Figure collection entries:
/---
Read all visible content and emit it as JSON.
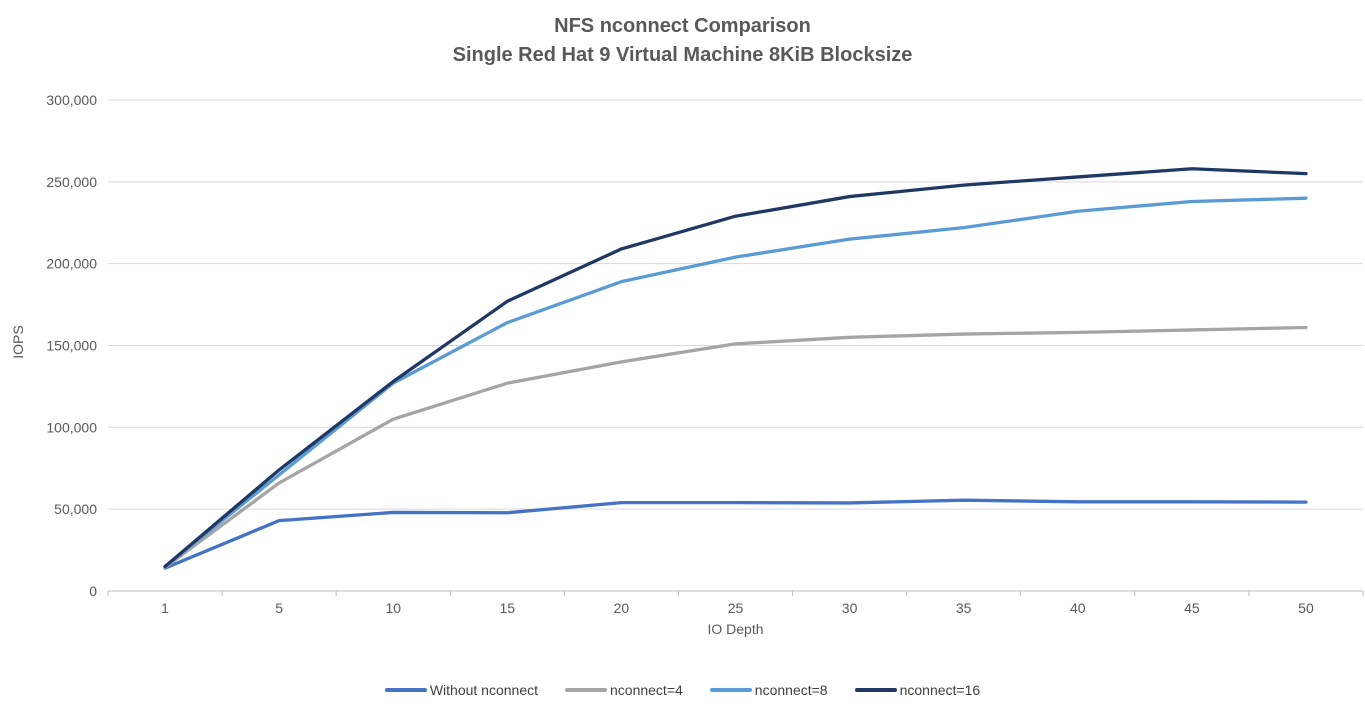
{
  "title": {
    "line1": "NFS nconnect Comparison",
    "line2": "Single Red Hat 9 Virtual Machine 8KiB Blocksize"
  },
  "axes": {
    "y_title": "IOPS",
    "x_title": "IO Depth",
    "y_tick_labels": [
      "0",
      "50,000",
      "100,000",
      "150,000",
      "200,000",
      "250,000",
      "300,000"
    ],
    "x_tick_labels": [
      "1",
      "5",
      "10",
      "15",
      "20",
      "25",
      "30",
      "35",
      "40",
      "45",
      "50"
    ]
  },
  "colors": {
    "title_text": "#595959",
    "axis_text": "#595959",
    "legend_text": "#404040",
    "gridline": "#d9d9d9",
    "axis_line": "#bfbfbf"
  },
  "chart_data": {
    "type": "line",
    "title": "NFS nconnect Comparison — Single Red Hat 9 Virtual Machine 8KiB Blocksize",
    "xlabel": "IO Depth",
    "ylabel": "IOPS",
    "x": [
      1,
      5,
      10,
      15,
      20,
      25,
      30,
      35,
      40,
      45,
      50
    ],
    "x_axis_type": "category",
    "ylim": [
      0,
      300000
    ],
    "y_tick_step": 50000,
    "grid": "horizontal",
    "legend_position": "bottom",
    "series": [
      {
        "name": "Without nconnect",
        "color": "#4472c4",
        "values": [
          14000,
          43000,
          48000,
          47800,
          54000,
          54000,
          53800,
          55500,
          54500,
          54500,
          54300
        ]
      },
      {
        "name": "nconnect=4",
        "color": "#a5a5a5",
        "values": [
          14500,
          66000,
          105000,
          127000,
          140000,
          151000,
          155000,
          157000,
          158000,
          159500,
          161000
        ]
      },
      {
        "name": "nconnect=8",
        "color": "#5b9bd5",
        "values": [
          15000,
          71000,
          127000,
          164000,
          189000,
          204000,
          215000,
          222000,
          232000,
          238000,
          240000
        ]
      },
      {
        "name": "nconnect=16",
        "color": "#1f3864",
        "values": [
          15000,
          74000,
          128000,
          177000,
          209000,
          229000,
          241000,
          248000,
          253000,
          258000,
          255000
        ]
      }
    ]
  }
}
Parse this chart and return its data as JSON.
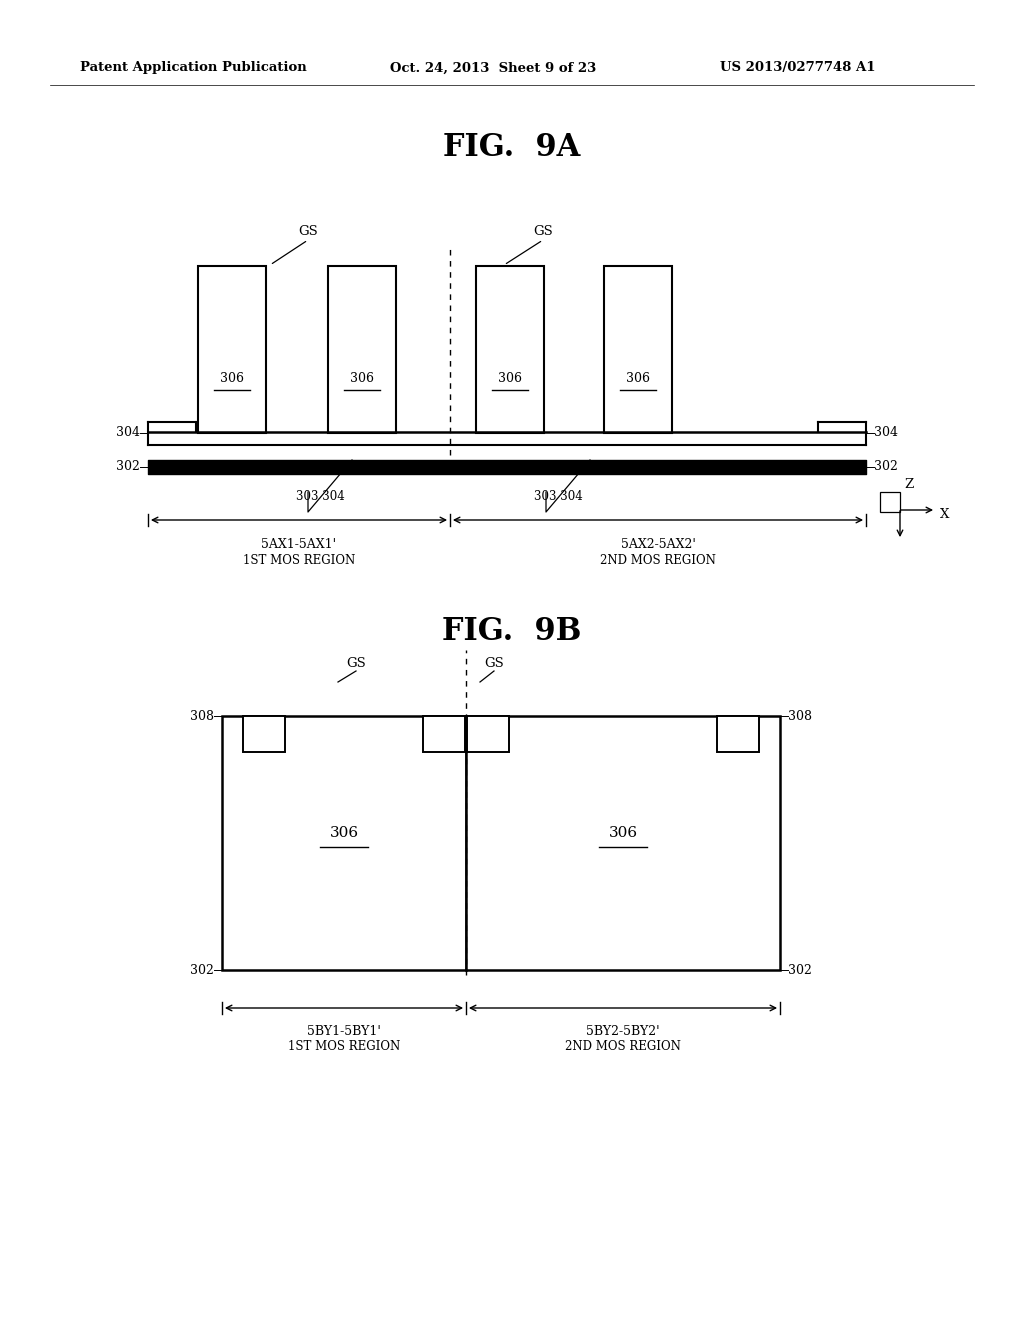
{
  "bg_color": "#ffffff",
  "header_text": "Patent Application Publication",
  "header_date": "Oct. 24, 2013  Sheet 9 of 23",
  "header_patent": "US 2013/0277748 A1",
  "fig9a_title": "FIG.  9A",
  "fig9b_title": "FIG.  9B",
  "fig9a": {
    "label_1st_mos": "1ST MOS REGION",
    "label_2nd_mos": "2ND MOS REGION"
  },
  "fig9b": {
    "label_1st_mos": "1ST MOS REGION",
    "label_2nd_mos": "2ND MOS REGION"
  }
}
\---
What you should do: Copy every line in the listing above where the string "Virtual" turns up.

Answer for this exercise:
    "line2": "Single Red Hat 9 Virtual Machine 8KiB Blocksize"
    "title": "NFS nconnect Comparison — Single Red Hat 9 Virtual Machine 8KiB Blocksize",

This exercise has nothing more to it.